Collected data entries
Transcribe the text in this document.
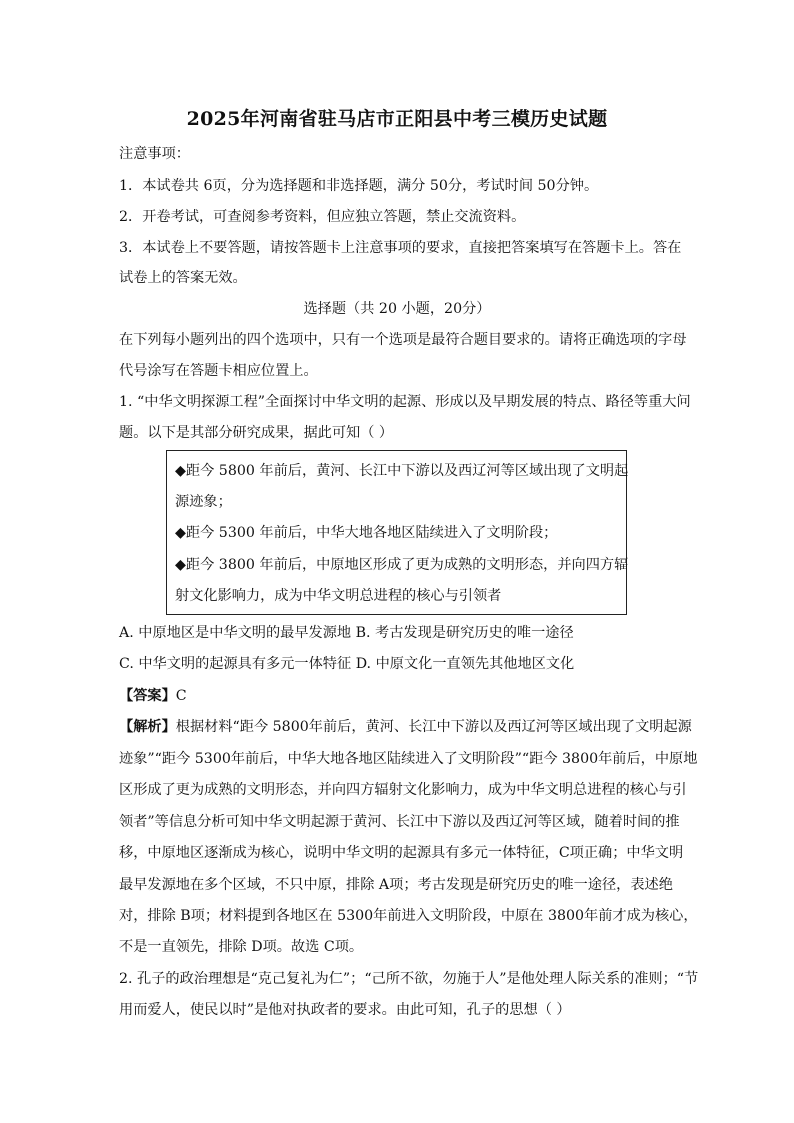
2025年河南省驻马店市正阳县中考三模历史试题
注意事项：
1．本试卷共 6页，分为选择题和非选择题，满分 50分，考试时间 50分钟。
2．开卷考试，可查阅参考资料，但应独立答题，禁止交流资料。
3．本试卷上不要答题，请按答题卡上注意事项的要求，直接把答案填写在答题卡上。答在
试卷上的答案无效。
选择题（共 20 小题，20分）
在下列每小题列出的四个选项中，只有一个选项是最符合题目要求的。请将正确选项的字母
代号涂写在答题卡相应位置上。
1. “中华文明探源工程”全面探讨中华文明的起源、形成以及早期发展的特点、路径等重大问
题。以下是其部分研究成果，据此可知（ ）
◆距今 5800 年前后，黄河、长江中下游以及西辽河等区域出现了文明起
源迹象；
◆距今 5300 年前后，中华大地各地区陆续进入了文明阶段；
◆距今 3800 年前后，中原地区形成了更为成熟的文明形态，并向四方辐
射文化影响力，成为中华文明总进程的核心与引领者
A. 中原地区是中华文明的最早发源地 B. 考古发现是研究历史的唯一途径
C. 中华文明的起源具有多元一体特征 D. 中原文化一直领先其他地区文化
【答案】C
【解析】根据材料“距今 5800年前后，黄河、长江中下游以及西辽河等区域出现了文明起源
迹象”“距今 5300年前后，中华大地各地区陆续进入了文明阶段”“距今 3800年前后，中原地
区形成了更为成熟的文明形态，并向四方辐射文化影响力，成为中华文明总进程的核心与引
领者”等信息分析可知中华文明起源于黄河、长江中下游以及西辽河等区域，随着时间的推
移，中原地区逐渐成为核心，说明中华文明的起源具有多元一体特征，C项正确；中华文明
最早发源地在多个区域，不只中原，排除 A项；考古发现是研究历史的唯一途径，表述绝
对，排除 B项；材料提到各地区在 5300年前进入文明阶段，中原在 3800年前才成为核心，
不是一直领先，排除 D项。故选 C项。
2. 孔子的政治理想是“克己复礼为仁”；“己所不欲，勿施于人”是他处理人际关系的准则；“节
用而爱人，使民以时”是他对执政者的要求。由此可知，孔子的思想（ ）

--- Written problem ---
Make an exact copy of the listing above. Do not include the pictures.

--- Answer to this exercise ---
Transcribe the text in this document.
2025年河南省驻马店市正阳县中考三模历史试题
注意事项：
1．本试卷共 6页，分为选择题和非选择题，满分 50分，考试时间 50分钟。
2．开卷考试，可查阅参考资料，但应独立答题，禁止交流资料。
3．本试卷上不要答题，请按答题卡上注意事项的要求，直接把答案填写在答题卡上。答在
试卷上的答案无效。
选择题（共 20 小题，20分）
在下列每小题列出的四个选项中，只有一个选项是最符合题目要求的。请将正确选项的字母
代号涂写在答题卡相应位置上。
1. “中华文明探源工程”全面探讨中华文明的起源、形成以及早期发展的特点、路径等重大问
题。以下是其部分研究成果，据此可知（ ）
◆距今 5800 年前后，黄河、长江中下游以及西辽河等区域出现了文明起
源迹象；
◆距今 5300 年前后，中华大地各地区陆续进入了文明阶段；
◆距今 3800 年前后，中原地区形成了更为成熟的文明形态，并向四方辐
射文化影响力，成为中华文明总进程的核心与引领者
A. 中原地区是中华文明的最早发源地 B. 考古发现是研究历史的唯一途径
C. 中华文明的起源具有多元一体特征 D. 中原文化一直领先其他地区文化
【答案】C
【解析】根据材料“距今 5800年前后，黄河、长江中下游以及西辽河等区域出现了文明起源
迹象”“距今 5300年前后，中华大地各地区陆续进入了文明阶段”“距今 3800年前后，中原地
区形成了更为成熟的文明形态，并向四方辐射文化影响力，成为中华文明总进程的核心与引
领者”等信息分析可知中华文明起源于黄河、长江中下游以及西辽河等区域，随着时间的推
移，中原地区逐渐成为核心，说明中华文明的起源具有多元一体特征，C项正确；中华文明
最早发源地在多个区域，不只中原，排除 A项；考古发现是研究历史的唯一途径，表述绝
对，排除 B项；材料提到各地区在 5300年前进入文明阶段，中原在 3800年前才成为核心，
不是一直领先，排除 D项。故选 C项。
2. 孔子的政治理想是“克己复礼为仁”；“己所不欲，勿施于人”是他处理人际关系的准则；“节
用而爱人，使民以时”是他对执政者的要求。由此可知，孔子的思想（ ）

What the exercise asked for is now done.